>> begin
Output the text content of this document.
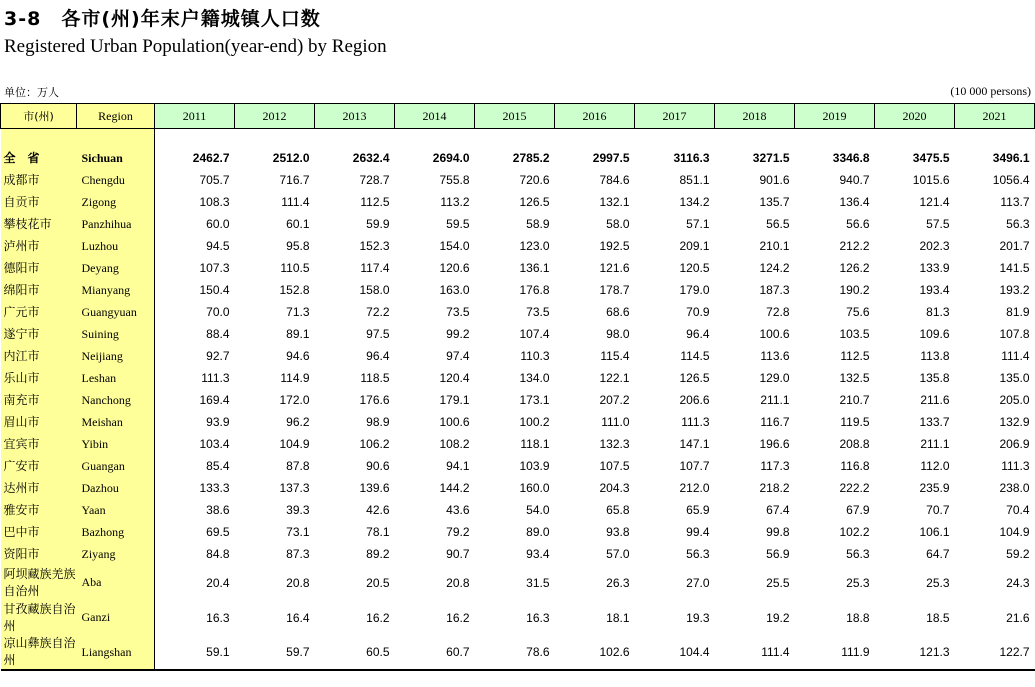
3-8　各市(州)年末户籍城镇人口数
Registered Urban Population(year-end) by Region
单位：万人	(10 000 persons)
市(州)	Region	2011	2012	2013	2014	2015	2016	2017	2018	2019	2020	2021

全　省	Sichuan	2462.7	2512.0	2632.4	2694.0	2785.2	2997.5	3116.3	3271.5	3346.8	3475.5	3496.1
成都市	Chengdu	705.7	716.7	728.7	755.8	720.6	784.6	851.1	901.6	940.7	1015.6	1056.4
自贡市	Zigong	108.3	111.4	112.5	113.2	126.5	132.1	134.2	135.7	136.4	121.4	113.7
攀枝花市	Panzhihua	60.0	60.1	59.9	59.5	58.9	58.0	57.1	56.5	56.6	57.5	56.3
泸州市	Luzhou	94.5	95.8	152.3	154.0	123.0	192.5	209.1	210.1	212.2	202.3	201.7
德阳市	Deyang	107.3	110.5	117.4	120.6	136.1	121.6	120.5	124.2	126.2	133.9	141.5
绵阳市	Mianyang	150.4	152.8	158.0	163.0	176.8	178.7	179.0	187.3	190.2	193.4	193.2
广元市	Guangyuan	70.0	71.3	72.2	73.5	73.5	68.6	70.9	72.8	75.6	81.3	81.9
遂宁市	Suining	88.4	89.1	97.5	99.2	107.4	98.0	96.4	100.6	103.5	109.6	107.8
内江市	Neijiang	92.7	94.6	96.4	97.4	110.3	115.4	114.5	113.6	112.5	113.8	111.4
乐山市	Leshan	111.3	114.9	118.5	120.4	134.0	122.1	126.5	129.0	132.5	135.8	135.0
南充市	Nanchong	169.4	172.0	176.6	179.1	173.1	207.2	206.6	211.1	210.7	211.6	205.0
眉山市	Meishan	93.9	96.2	98.9	100.6	100.2	111.0	111.3	116.7	119.5	133.7	132.9
宜宾市	Yibin	103.4	104.9	106.2	108.2	118.1	132.3	147.1	196.6	208.8	211.1	206.9
广安市	Guangan	85.4	87.8	90.6	94.1	103.9	107.5	107.7	117.3	116.8	112.0	111.3
达州市	Dazhou	133.3	137.3	139.6	144.2	160.0	204.3	212.0	218.2	222.2	235.9	238.0
雅安市	Yaan	38.6	39.3	42.6	43.6	54.0	65.8	65.9	67.4	67.9	70.7	70.4
巴中市	Bazhong	69.5	73.1	78.1	79.2	89.0	93.8	99.4	99.8	102.2	106.1	104.9
资阳市	Ziyang	84.8	87.3	89.2	90.7	93.4	57.0	56.3	56.9	56.3	64.7	59.2
阿坝藏族羌族自治州	Aba	20.4	20.8	20.5	20.8	31.5	26.3	27.0	25.5	25.3	25.3	24.3
甘孜藏族自治州	Ganzi	16.3	16.4	16.2	16.2	16.3	18.1	19.3	19.2	18.8	18.5	21.6
凉山彝族自治州	Liangshan	59.1	59.7	60.5	60.7	78.6	102.6	104.4	111.4	111.9	121.3	122.7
>> end
Task.
Quote the material exactly. Pictures stay out.

Expected answer.
Output the text content of this document.
3-8　各市(州)年末户籍城镇人口数
Registered Urban Population(year-end) by Region
单位：万人	(10 000 persons)
市(州)	Region	2011	2012	2013	2014	2015	2016	2017	2018	2019	2020	2021

全　省	Sichuan	2462.7	2512.0	2632.4	2694.0	2785.2	2997.5	3116.3	3271.5	3346.8	3475.5	3496.1
成都市	Chengdu	705.7	716.7	728.7	755.8	720.6	784.6	851.1	901.6	940.7	1015.6	1056.4
自贡市	Zigong	108.3	111.4	112.5	113.2	126.5	132.1	134.2	135.7	136.4	121.4	113.7
攀枝花市	Panzhihua	60.0	60.1	59.9	59.5	58.9	58.0	57.1	56.5	56.6	57.5	56.3
泸州市	Luzhou	94.5	95.8	152.3	154.0	123.0	192.5	209.1	210.1	212.2	202.3	201.7
德阳市	Deyang	107.3	110.5	117.4	120.6	136.1	121.6	120.5	124.2	126.2	133.9	141.5
绵阳市	Mianyang	150.4	152.8	158.0	163.0	176.8	178.7	179.0	187.3	190.2	193.4	193.2
广元市	Guangyuan	70.0	71.3	72.2	73.5	73.5	68.6	70.9	72.8	75.6	81.3	81.9
遂宁市	Suining	88.4	89.1	97.5	99.2	107.4	98.0	96.4	100.6	103.5	109.6	107.8
内江市	Neijiang	92.7	94.6	96.4	97.4	110.3	115.4	114.5	113.6	112.5	113.8	111.4
乐山市	Leshan	111.3	114.9	118.5	120.4	134.0	122.1	126.5	129.0	132.5	135.8	135.0
南充市	Nanchong	169.4	172.0	176.6	179.1	173.1	207.2	206.6	211.1	210.7	211.6	205.0
眉山市	Meishan	93.9	96.2	98.9	100.6	100.2	111.0	111.3	116.7	119.5	133.7	132.9
宜宾市	Yibin	103.4	104.9	106.2	108.2	118.1	132.3	147.1	196.6	208.8	211.1	206.9
广安市	Guangan	85.4	87.8	90.6	94.1	103.9	107.5	107.7	117.3	116.8	112.0	111.3
达州市	Dazhou	133.3	137.3	139.6	144.2	160.0	204.3	212.0	218.2	222.2	235.9	238.0
雅安市	Yaan	38.6	39.3	42.6	43.6	54.0	65.8	65.9	67.4	67.9	70.7	70.4
巴中市	Bazhong	69.5	73.1	78.1	79.2	89.0	93.8	99.4	99.8	102.2	106.1	104.9
资阳市	Ziyang	84.8	87.3	89.2	90.7	93.4	57.0	56.3	56.9	56.3	64.7	59.2
阿坝藏族羌族自治州	Aba	20.4	20.8	20.5	20.8	31.5	26.3	27.0	25.5	25.3	25.3	24.3
甘孜藏族自治州	Ganzi	16.3	16.4	16.2	16.2	16.3	18.1	19.3	19.2	18.8	18.5	21.6
凉山彝族自治州	Liangshan	59.1	59.7	60.5	60.7	78.6	102.6	104.4	111.4	111.9	121.3	122.7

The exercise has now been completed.